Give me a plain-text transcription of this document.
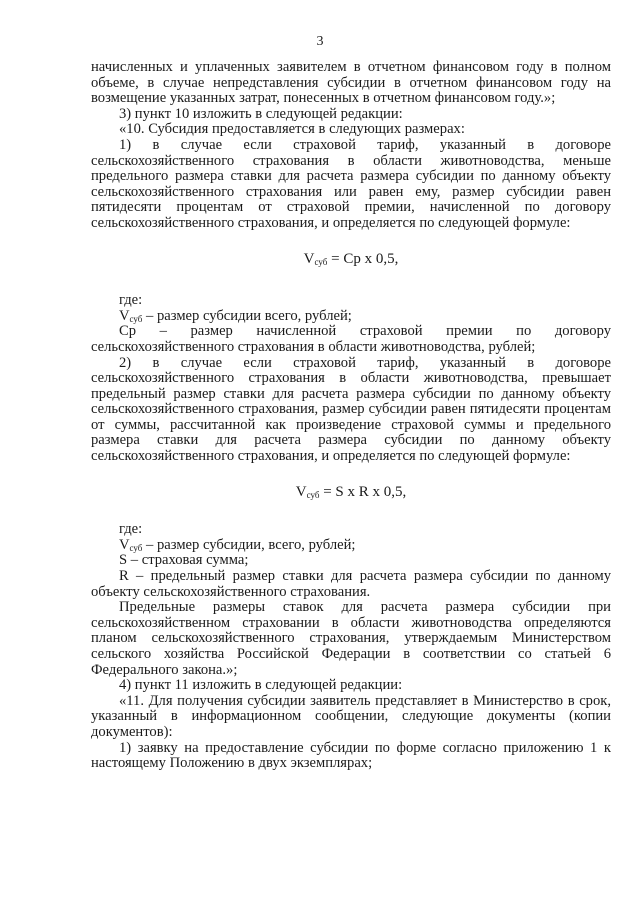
3

начисленных и уплаченных заявителем в отчетном финансовом году в полном объеме, в случае непредставления субсидии в отчетном финансовом году на возмещение указанных затрат, понесенных в отчетном финансовом году.»;

3) пункт 10 изложить в следующей редакции:

«10. Субсидия предоставляется в следующих размерах:

1) в случае если страховой тариф, указанный в договоре сельскохозяйственного страхования в области животноводства, меньше предельного размера ставки для расчета размера субсидии по данному объекту сельскохозяйственного страхования или равен ему, размер субсидии равен пятидесяти процентам от страховой премии, начисленной по договору сельскохозяйственного страхования, и определяется по следующей формуле:

$V_{суб} = Cp$ x 0,5,

где:

$V_{суб}$ – размер субсидии всего, рублей;

Cp – размер начисленной страховой премии по договору сельскохозяйственного страхования в области животноводства, рублей;

2) в случае если страховой тариф, указанный в договоре сельскохозяйственного страхования в области животноводства, превышает предельный размер ставки для расчета размера субсидии по данному объекту сельскохозяйственного страхования, размер субсидии равен пятидесяти процентам от суммы, рассчитанной как произведение страховой суммы и предельного размера ставки для расчета размера субсидии по данному объекту сельскохозяйственного страхования, и определяется по следующей формуле:

$V_{суб} = S$ x R x 0,5,

где:

$V_{суб}$ – размер субсидии, всего, рублей;

S – страховая сумма;

R – предельный размер ставки для расчета размера субсидии по данному объекту сельскохозяйственного страхования.

Предельные размеры ставок для расчета размера субсидии при сельскохозяйственном страховании в области животноводства определяются планом сельскохозяйственного страхования, утверждаемым Министерством сельского хозяйства Российской Федерации в соответствии со статьей 6 Федерального закона.»;

4) пункт 11 изложить в следующей редакции:

«11. Для получения субсидии заявитель представляет в Министерство в срок, указанный в информационном сообщении, следующие документы (копии документов):

1) заявку на предоставление субсидии по форме согласно приложению 1 к настоящему Положению в двух экземплярах;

Task prompt
Print the full listing exactly, dropping the pictures.

Exercise answer
Give me a plain-text transcription of this document.
3

начисленных и уплаченных заявителем в отчетном финансовом году в полном объеме, в случае непредставления субсидии в отчетном финансовом году на возмещение указанных затрат, понесенных в отчетном финансовом году.»;

3) пункт 10 изложить в следующей редакции:

«10. Субсидия предоставляется в следующих размерах:

1) в случае если страховой тариф, указанный в договоре сельскохозяйственного страхования в области животноводства, меньше предельного размера ставки для расчета размера субсидии по данному объекту сельскохозяйственного страхования или равен ему, размер субсидии равен пятидесяти процентам от страховой премии, начисленной по договору сельскохозяйственного страхования, и определяется по следующей формуле:

$V_{суб} = Cp$ x 0,5,

где:

$V_{суб}$ – размер субсидии всего, рублей;

Cp – размер начисленной страховой премии по договору сельскохозяйственного страхования в области животноводства, рублей;

2) в случае если страховой тариф, указанный в договоре сельскохозяйственного страхования в области животноводства, превышает предельный размер ставки для расчета размера субсидии по данному объекту сельскохозяйственного страхования, размер субсидии равен пятидесяти процентам от суммы, рассчитанной как произведение страховой суммы и предельного размера ставки для расчета размера субсидии по данному объекту сельскохозяйственного страхования, и определяется по следующей формуле:

$V_{суб} = S$ x R x 0,5,

где:

$V_{суб}$ – размер субсидии, всего, рублей;

S – страховая сумма;

R – предельный размер ставки для расчета размера субсидии по данному объекту сельскохозяйственного страхования.

Предельные размеры ставок для расчета размера субсидии при сельскохозяйственном страховании в области животноводства определяются планом сельскохозяйственного страхования, утверждаемым Министерством сельского хозяйства Российской Федерации в соответствии со статьей 6 Федерального закона.»;

4) пункт 11 изложить в следующей редакции:

«11. Для получения субсидии заявитель представляет в Министерство в срок, указанный в информационном сообщении, следующие документы (копии документов):

1) заявку на предоставление субсидии по форме согласно приложению 1 к настоящему Положению в двух экземплярах;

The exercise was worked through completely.